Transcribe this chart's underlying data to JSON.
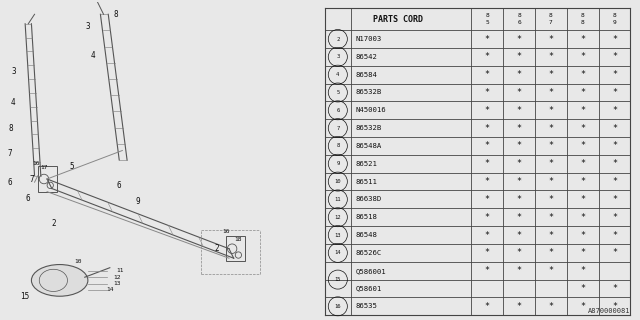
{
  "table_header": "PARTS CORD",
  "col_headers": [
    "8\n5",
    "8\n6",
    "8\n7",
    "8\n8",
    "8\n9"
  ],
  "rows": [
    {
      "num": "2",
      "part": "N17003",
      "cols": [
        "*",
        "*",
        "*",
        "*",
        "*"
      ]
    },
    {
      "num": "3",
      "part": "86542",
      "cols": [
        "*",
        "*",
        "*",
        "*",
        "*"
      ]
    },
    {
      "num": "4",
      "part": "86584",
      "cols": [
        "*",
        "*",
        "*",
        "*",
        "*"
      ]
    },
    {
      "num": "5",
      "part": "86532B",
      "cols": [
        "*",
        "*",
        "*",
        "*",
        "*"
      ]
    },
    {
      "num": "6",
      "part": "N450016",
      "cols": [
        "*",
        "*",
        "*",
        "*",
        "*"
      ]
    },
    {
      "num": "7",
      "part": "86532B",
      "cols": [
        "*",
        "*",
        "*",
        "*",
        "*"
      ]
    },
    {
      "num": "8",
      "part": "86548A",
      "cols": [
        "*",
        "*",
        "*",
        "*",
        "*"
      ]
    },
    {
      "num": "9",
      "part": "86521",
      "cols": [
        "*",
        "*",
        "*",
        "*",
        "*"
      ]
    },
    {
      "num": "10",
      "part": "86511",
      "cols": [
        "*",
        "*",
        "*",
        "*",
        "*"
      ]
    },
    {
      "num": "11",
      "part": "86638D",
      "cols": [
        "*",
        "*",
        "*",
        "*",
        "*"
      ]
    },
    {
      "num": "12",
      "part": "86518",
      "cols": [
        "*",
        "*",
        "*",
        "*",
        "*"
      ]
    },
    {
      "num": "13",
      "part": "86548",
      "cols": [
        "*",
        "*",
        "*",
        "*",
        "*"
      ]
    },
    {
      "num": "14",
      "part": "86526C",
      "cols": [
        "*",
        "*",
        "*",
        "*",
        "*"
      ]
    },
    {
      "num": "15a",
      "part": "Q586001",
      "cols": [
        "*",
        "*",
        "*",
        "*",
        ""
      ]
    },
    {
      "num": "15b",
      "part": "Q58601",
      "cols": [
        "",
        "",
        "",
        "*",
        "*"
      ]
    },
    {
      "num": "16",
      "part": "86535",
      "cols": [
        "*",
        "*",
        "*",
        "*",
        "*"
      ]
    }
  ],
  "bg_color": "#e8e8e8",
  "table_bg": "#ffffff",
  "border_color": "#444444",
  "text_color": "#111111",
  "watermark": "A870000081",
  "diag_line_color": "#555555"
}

STATED EXERCISE » Write out the whole listing exactly, and drop the pictures.

PROBLEM SOLUTION »
Transcribe this chart's underlying data to JSON.
{
  "table_header": "PARTS CORD",
  "col_headers": [
    "8\n5",
    "8\n6",
    "8\n7",
    "8\n8",
    "8\n9"
  ],
  "rows": [
    {
      "num": "2",
      "part": "N17003",
      "cols": [
        "*",
        "*",
        "*",
        "*",
        "*"
      ]
    },
    {
      "num": "3",
      "part": "86542",
      "cols": [
        "*",
        "*",
        "*",
        "*",
        "*"
      ]
    },
    {
      "num": "4",
      "part": "86584",
      "cols": [
        "*",
        "*",
        "*",
        "*",
        "*"
      ]
    },
    {
      "num": "5",
      "part": "86532B",
      "cols": [
        "*",
        "*",
        "*",
        "*",
        "*"
      ]
    },
    {
      "num": "6",
      "part": "N450016",
      "cols": [
        "*",
        "*",
        "*",
        "*",
        "*"
      ]
    },
    {
      "num": "7",
      "part": "86532B",
      "cols": [
        "*",
        "*",
        "*",
        "*",
        "*"
      ]
    },
    {
      "num": "8",
      "part": "86548A",
      "cols": [
        "*",
        "*",
        "*",
        "*",
        "*"
      ]
    },
    {
      "num": "9",
      "part": "86521",
      "cols": [
        "*",
        "*",
        "*",
        "*",
        "*"
      ]
    },
    {
      "num": "10",
      "part": "86511",
      "cols": [
        "*",
        "*",
        "*",
        "*",
        "*"
      ]
    },
    {
      "num": "11",
      "part": "86638D",
      "cols": [
        "*",
        "*",
        "*",
        "*",
        "*"
      ]
    },
    {
      "num": "12",
      "part": "86518",
      "cols": [
        "*",
        "*",
        "*",
        "*",
        "*"
      ]
    },
    {
      "num": "13",
      "part": "86548",
      "cols": [
        "*",
        "*",
        "*",
        "*",
        "*"
      ]
    },
    {
      "num": "14",
      "part": "86526C",
      "cols": [
        "*",
        "*",
        "*",
        "*",
        "*"
      ]
    },
    {
      "num": "15a",
      "part": "Q586001",
      "cols": [
        "*",
        "*",
        "*",
        "*",
        ""
      ]
    },
    {
      "num": "15b",
      "part": "Q58601",
      "cols": [
        "",
        "",
        "",
        "*",
        "*"
      ]
    },
    {
      "num": "16",
      "part": "86535",
      "cols": [
        "*",
        "*",
        "*",
        "*",
        "*"
      ]
    }
  ],
  "bg_color": "#e8e8e8",
  "table_bg": "#ffffff",
  "border_color": "#444444",
  "text_color": "#111111",
  "watermark": "A870000081",
  "diag_line_color": "#555555"
}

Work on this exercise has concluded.